— Start of PASSAGE SHOWN —
When introducing elements of various embodiments of the present disclosure, the articles “a”, “an”, “the”, and “said” are intended to mean that there are one or more of the elements. The terms “comprising”, “including”, and “having” are intended to be inclusive and mean that there may be additional elements other than the listed elements. Any examples of operating parameters and/or environmental conditions are not exclusive of other parameters/conditions of the disclosed embodiments. Additionally, it should be understood that references to “one embodiment”, “an embodiment”, “certain embodiments”, or “other embodiments” of the present disclosure are not intended to be interpreted as excluding the existence of additional embodiments that also incorporate the recited features. Furthermore, reference to terms such as “above”, “below”, “upper”, “lower”, “side”, “front”, “back”, or other terms regarding orientation or direction are made with reference to the illustrated embodiments and are not intended to be limiting or exclude other orientations or directions. It should be further appreciated that terms such as approximately or substantially may indicate +/− 10 percent.
— End of PASSAGE SHOWN —
— Start of DATASET ENTRIES —
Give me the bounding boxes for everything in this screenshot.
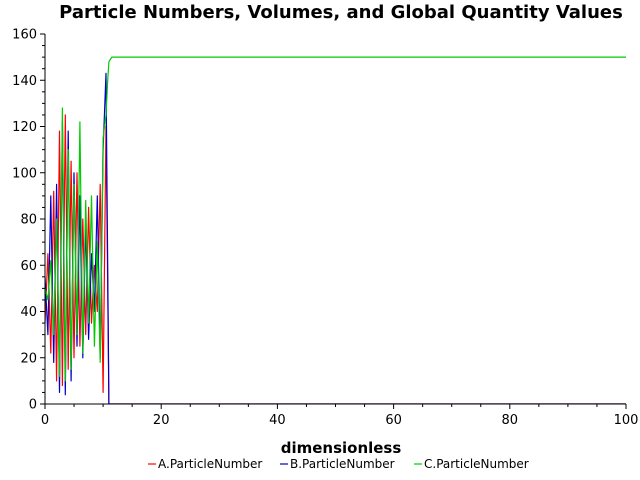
y-tick-label: 100 <box>12 166 37 181</box>
y-tick-label: 140 <box>12 74 37 89</box>
x-tick-label: 100 <box>614 413 639 428</box>
x-tick-label: 80 <box>502 413 519 428</box>
y-tick-label: 80 <box>20 213 37 228</box>
legend-entry: A.ParticleNumber <box>158 457 262 471</box>
series-line-b-particlenumber <box>45 72 626 404</box>
x-axis-label: dimensionless <box>281 439 402 457</box>
y-tick-label: 40 <box>20 305 37 320</box>
x-tick-label: 40 <box>269 413 286 428</box>
axes: 0 20 40 60 80 100 120 140 160 0 20 40 60 80 100 <box>12 28 638 429</box>
y-tick-label: 120 <box>12 120 37 135</box>
x-tick-label: 0 <box>41 413 49 428</box>
y-tick-label: 160 <box>12 28 37 43</box>
series-line-c-particlenumber <box>45 56 626 382</box>
legend: A.ParticleNumber B.ParticleNumber C.Partic… <box>148 457 529 471</box>
x-tick-label: 20 <box>153 413 170 428</box>
chart-title: Particle Numbers, Volumes, and Global Qu… <box>59 2 623 23</box>
legend-entry: C.ParticleNumber <box>424 457 529 471</box>
series-layer <box>45 56 626 404</box>
y-tick-label: 20 <box>20 351 37 366</box>
x-tick-label: 60 <box>385 413 402 428</box>
y-tick-label: 0 <box>29 398 37 413</box>
legend-entry: B.ParticleNumber <box>290 457 395 471</box>
series-line-a-particlenumber <box>45 114 626 404</box>
y-tick-label: 60 <box>20 259 37 274</box>
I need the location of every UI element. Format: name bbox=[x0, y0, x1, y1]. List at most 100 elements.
— End of DATASET ENTRIES —
● **WRITTEN REQUEST 1**
Translate this sentence from the passage on interpreting terms in the disclosure into Spanish: "It should be further appreciated that terms such as approximately or substantially may indicate +/− 10 percent."
● **WRITTEN REQUEST 2**
According to the passage on interpreting terms in the disclosure, what are the articles “a”, “an”, “the”, and “said” intended to mean?
● **WRITTEN REQUEST 3**
Pick up the passage on interpreting terms in the disclosure right after its final sentence and continue it.
The records have no role in this work.

● **TASK RESULT 1**
Debe apreciarse además que términos como aproximadamente o sustancialmente pueden indicar +/− 10 por ciento.

● **TASK RESULT 2**
They are intended to mean that there are one or more of the elements.

● **TASK RESULT 3**
Embodiments of the present disclosure are directed toward a tubing head spool (THS) for providing full bore access. Further embodiments are directed toward an orientation sleeves positioned within the full bore of the THS. Various embodiments of the present disclosure are directed toward one or more systems and methods for reducing a number of trips or runs for a wellbore, which may be a subsea system, by enabling operations to be conducted through both a THS and a blowout preventer (BOP). Such a system may enable installation of the THB to a wellhead and then further installation of the BOP. Thereafter, or prior to installation of the BOP, an orientation sleeve may be arranged within a bore of the THS. The orientation sleeve, in various embodiments, may be utilized to support production tubing (e.g., production casing) for well recovery operations. In certain embodiments, drilling or other operations may be conducted through the BOP and THS. Providing clearance to conduct one or more drilling, casing, completion, inspection, or otherwise downhole operations through both the BOP and THS may reduce one or more runs or operations, which may decrease an operating cost for recovery from the wellbore.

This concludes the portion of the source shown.